• _Set problem_
Would you write out the listing verbatim and skip every picture in it?

Items from a data source
+ + +

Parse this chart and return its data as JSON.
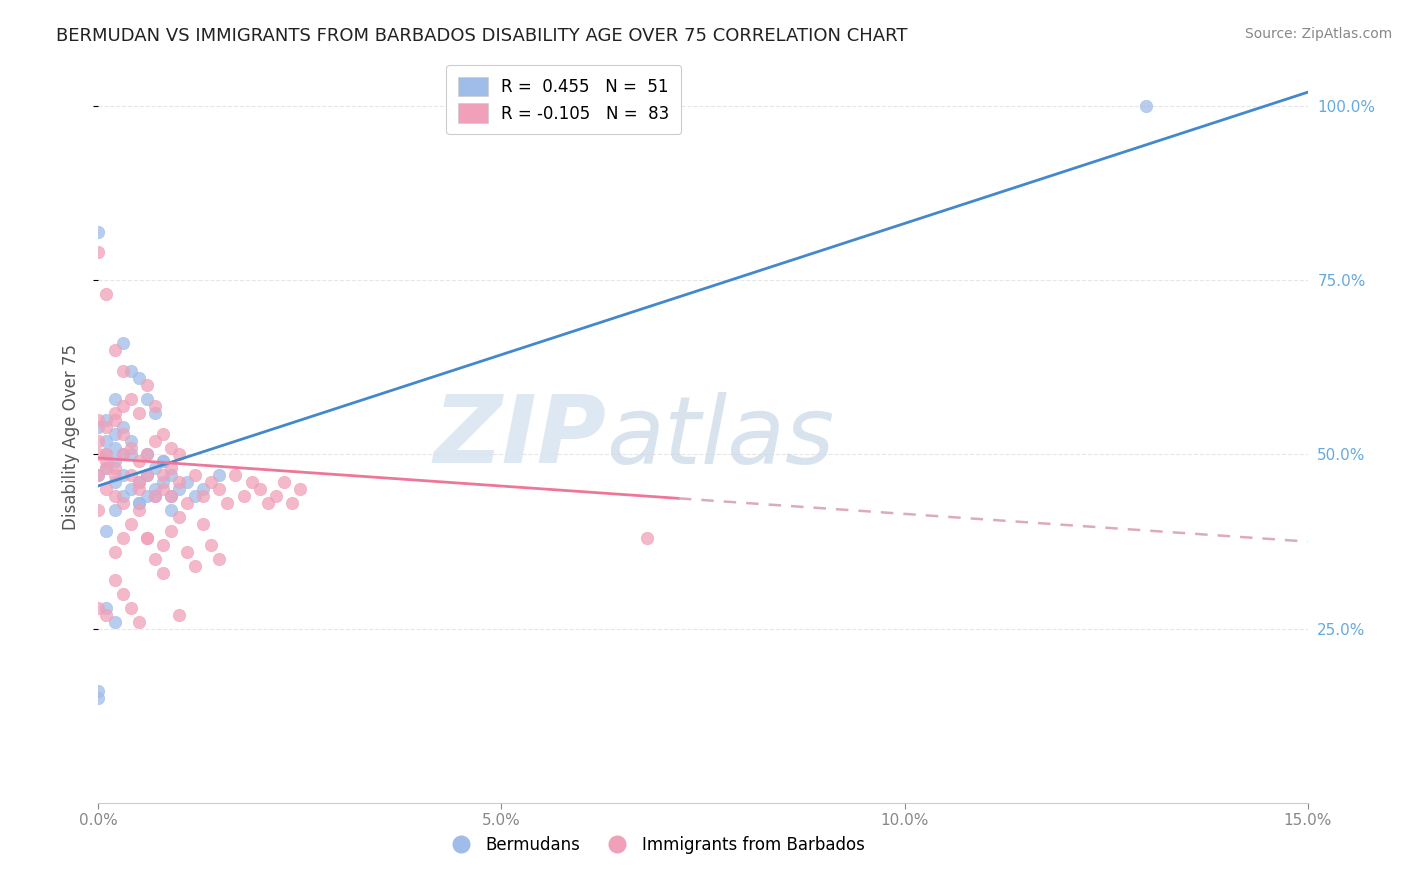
{
  "title": "BERMUDAN VS IMMIGRANTS FROM BARBADOS DISABILITY AGE OVER 75 CORRELATION CHART",
  "source": "Source: ZipAtlas.com",
  "ylabel": "Disability Age Over 75",
  "x_min": 0.0,
  "x_max": 0.15,
  "y_min": 0.0,
  "y_max": 1.05,
  "watermark_zip": "ZIP",
  "watermark_atlas": "atlas",
  "bermudans_color": "#a0bce8",
  "barbados_color": "#f0a0b8",
  "trendline_bermudans_color": "#4488cc",
  "trendline_barbados_solid_color": "#ee7799",
  "trendline_barbados_dash_color": "#ddaabb",
  "grid_color": "#e0e0e0",
  "right_tick_color": "#66aadd",
  "bermudans_x": [
    0.0,
    0.0,
    0.001,
    0.001,
    0.001,
    0.002,
    0.002,
    0.002,
    0.003,
    0.003,
    0.004,
    0.004,
    0.005,
    0.005,
    0.006,
    0.006,
    0.007,
    0.007,
    0.008,
    0.008,
    0.009,
    0.009,
    0.01,
    0.011,
    0.012,
    0.013,
    0.015,
    0.002,
    0.003,
    0.002,
    0.001,
    0.001,
    0.002,
    0.003,
    0.004,
    0.005,
    0.006,
    0.007,
    0.003,
    0.004,
    0.005,
    0.006,
    0.007,
    0.008,
    0.009,
    0.0,
    0.0,
    0.001,
    0.002,
    0.0,
    0.13
  ],
  "bermudans_y": [
    0.47,
    0.82,
    0.5,
    0.52,
    0.48,
    0.46,
    0.49,
    0.51,
    0.44,
    0.47,
    0.5,
    0.45,
    0.43,
    0.46,
    0.44,
    0.47,
    0.45,
    0.48,
    0.46,
    0.49,
    0.44,
    0.47,
    0.45,
    0.46,
    0.44,
    0.45,
    0.47,
    0.53,
    0.5,
    0.42,
    0.55,
    0.39,
    0.58,
    0.54,
    0.52,
    0.43,
    0.5,
    0.44,
    0.66,
    0.62,
    0.61,
    0.58,
    0.56,
    0.49,
    0.42,
    0.54,
    0.15,
    0.28,
    0.26,
    0.16,
    1.0
  ],
  "barbados_x": [
    0.0,
    0.0,
    0.0,
    0.0,
    0.001,
    0.001,
    0.001,
    0.001,
    0.002,
    0.002,
    0.002,
    0.003,
    0.003,
    0.003,
    0.004,
    0.004,
    0.005,
    0.005,
    0.005,
    0.006,
    0.006,
    0.007,
    0.007,
    0.008,
    0.008,
    0.009,
    0.009,
    0.01,
    0.01,
    0.011,
    0.012,
    0.013,
    0.014,
    0.015,
    0.016,
    0.017,
    0.018,
    0.019,
    0.02,
    0.021,
    0.022,
    0.023,
    0.024,
    0.025,
    0.0,
    0.001,
    0.002,
    0.003,
    0.004,
    0.005,
    0.006,
    0.007,
    0.008,
    0.009,
    0.0,
    0.001,
    0.002,
    0.003,
    0.004,
    0.005,
    0.006,
    0.007,
    0.008,
    0.009,
    0.01,
    0.011,
    0.012,
    0.013,
    0.014,
    0.015,
    0.002,
    0.003,
    0.004,
    0.005,
    0.006,
    0.008,
    0.01,
    0.002,
    0.003,
    0.0,
    0.001,
    0.002,
    0.068
  ],
  "barbados_y": [
    0.52,
    0.47,
    0.55,
    0.42,
    0.5,
    0.45,
    0.54,
    0.48,
    0.44,
    0.56,
    0.48,
    0.43,
    0.5,
    0.53,
    0.47,
    0.51,
    0.45,
    0.49,
    0.46,
    0.5,
    0.47,
    0.44,
    0.52,
    0.47,
    0.45,
    0.48,
    0.44,
    0.46,
    0.5,
    0.43,
    0.47,
    0.44,
    0.46,
    0.45,
    0.43,
    0.47,
    0.44,
    0.46,
    0.45,
    0.43,
    0.44,
    0.46,
    0.43,
    0.45,
    0.79,
    0.73,
    0.65,
    0.62,
    0.58,
    0.56,
    0.6,
    0.57,
    0.53,
    0.51,
    0.28,
    0.27,
    0.36,
    0.38,
    0.4,
    0.42,
    0.38,
    0.35,
    0.37,
    0.39,
    0.41,
    0.36,
    0.34,
    0.4,
    0.37,
    0.35,
    0.32,
    0.3,
    0.28,
    0.26,
    0.38,
    0.33,
    0.27,
    0.55,
    0.57,
    0.5,
    0.49,
    0.47,
    0.38
  ],
  "berm_trend_x0": 0.0,
  "berm_trend_y0": 0.455,
  "berm_trend_x1": 0.15,
  "berm_trend_y1": 1.02,
  "barb_trend_x0": 0.0,
  "barb_trend_y0": 0.495,
  "barb_trend_solid_x1": 0.072,
  "barb_trend_solid_y1": 0.437,
  "barb_trend_x1": 0.15,
  "barb_trend_y1": 0.375
}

+ + +

• _Task result_
Parse this chart and return its data as JSON.
{
  "title": "BERMUDAN VS IMMIGRANTS FROM BARBADOS DISABILITY AGE OVER 75 CORRELATION CHART",
  "source": "Source: ZipAtlas.com",
  "ylabel": "Disability Age Over 75",
  "x_min": 0.0,
  "x_max": 0.15,
  "y_min": 0.0,
  "y_max": 1.05,
  "watermark_zip": "ZIP",
  "watermark_atlas": "atlas",
  "bermudans_color": "#a0bce8",
  "barbados_color": "#f0a0b8",
  "trendline_bermudans_color": "#4488cc",
  "trendline_barbados_solid_color": "#ee7799",
  "trendline_barbados_dash_color": "#ddaabb",
  "grid_color": "#e0e0e0",
  "right_tick_color": "#66aadd",
  "bermudans_x": [
    0.0,
    0.0,
    0.001,
    0.001,
    0.001,
    0.002,
    0.002,
    0.002,
    0.003,
    0.003,
    0.004,
    0.004,
    0.005,
    0.005,
    0.006,
    0.006,
    0.007,
    0.007,
    0.008,
    0.008,
    0.009,
    0.009,
    0.01,
    0.011,
    0.012,
    0.013,
    0.015,
    0.002,
    0.003,
    0.002,
    0.001,
    0.001,
    0.002,
    0.003,
    0.004,
    0.005,
    0.006,
    0.007,
    0.003,
    0.004,
    0.005,
    0.006,
    0.007,
    0.008,
    0.009,
    0.0,
    0.0,
    0.001,
    0.002,
    0.0,
    0.13
  ],
  "bermudans_y": [
    0.47,
    0.82,
    0.5,
    0.52,
    0.48,
    0.46,
    0.49,
    0.51,
    0.44,
    0.47,
    0.5,
    0.45,
    0.43,
    0.46,
    0.44,
    0.47,
    0.45,
    0.48,
    0.46,
    0.49,
    0.44,
    0.47,
    0.45,
    0.46,
    0.44,
    0.45,
    0.47,
    0.53,
    0.5,
    0.42,
    0.55,
    0.39,
    0.58,
    0.54,
    0.52,
    0.43,
    0.5,
    0.44,
    0.66,
    0.62,
    0.61,
    0.58,
    0.56,
    0.49,
    0.42,
    0.54,
    0.15,
    0.28,
    0.26,
    0.16,
    1.0
  ],
  "barbados_x": [
    0.0,
    0.0,
    0.0,
    0.0,
    0.001,
    0.001,
    0.001,
    0.001,
    0.002,
    0.002,
    0.002,
    0.003,
    0.003,
    0.003,
    0.004,
    0.004,
    0.005,
    0.005,
    0.005,
    0.006,
    0.006,
    0.007,
    0.007,
    0.008,
    0.008,
    0.009,
    0.009,
    0.01,
    0.01,
    0.011,
    0.012,
    0.013,
    0.014,
    0.015,
    0.016,
    0.017,
    0.018,
    0.019,
    0.02,
    0.021,
    0.022,
    0.023,
    0.024,
    0.025,
    0.0,
    0.001,
    0.002,
    0.003,
    0.004,
    0.005,
    0.006,
    0.007,
    0.008,
    0.009,
    0.0,
    0.001,
    0.002,
    0.003,
    0.004,
    0.005,
    0.006,
    0.007,
    0.008,
    0.009,
    0.01,
    0.011,
    0.012,
    0.013,
    0.014,
    0.015,
    0.002,
    0.003,
    0.004,
    0.005,
    0.006,
    0.008,
    0.01,
    0.002,
    0.003,
    0.0,
    0.001,
    0.002,
    0.068
  ],
  "barbados_y": [
    0.52,
    0.47,
    0.55,
    0.42,
    0.5,
    0.45,
    0.54,
    0.48,
    0.44,
    0.56,
    0.48,
    0.43,
    0.5,
    0.53,
    0.47,
    0.51,
    0.45,
    0.49,
    0.46,
    0.5,
    0.47,
    0.44,
    0.52,
    0.47,
    0.45,
    0.48,
    0.44,
    0.46,
    0.5,
    0.43,
    0.47,
    0.44,
    0.46,
    0.45,
    0.43,
    0.47,
    0.44,
    0.46,
    0.45,
    0.43,
    0.44,
    0.46,
    0.43,
    0.45,
    0.79,
    0.73,
    0.65,
    0.62,
    0.58,
    0.56,
    0.6,
    0.57,
    0.53,
    0.51,
    0.28,
    0.27,
    0.36,
    0.38,
    0.4,
    0.42,
    0.38,
    0.35,
    0.37,
    0.39,
    0.41,
    0.36,
    0.34,
    0.4,
    0.37,
    0.35,
    0.32,
    0.3,
    0.28,
    0.26,
    0.38,
    0.33,
    0.27,
    0.55,
    0.57,
    0.5,
    0.49,
    0.47,
    0.38
  ],
  "berm_trend_x0": 0.0,
  "berm_trend_y0": 0.455,
  "berm_trend_x1": 0.15,
  "berm_trend_y1": 1.02,
  "barb_trend_x0": 0.0,
  "barb_trend_y0": 0.495,
  "barb_trend_solid_x1": 0.072,
  "barb_trend_solid_y1": 0.437,
  "barb_trend_x1": 0.15,
  "barb_trend_y1": 0.375
}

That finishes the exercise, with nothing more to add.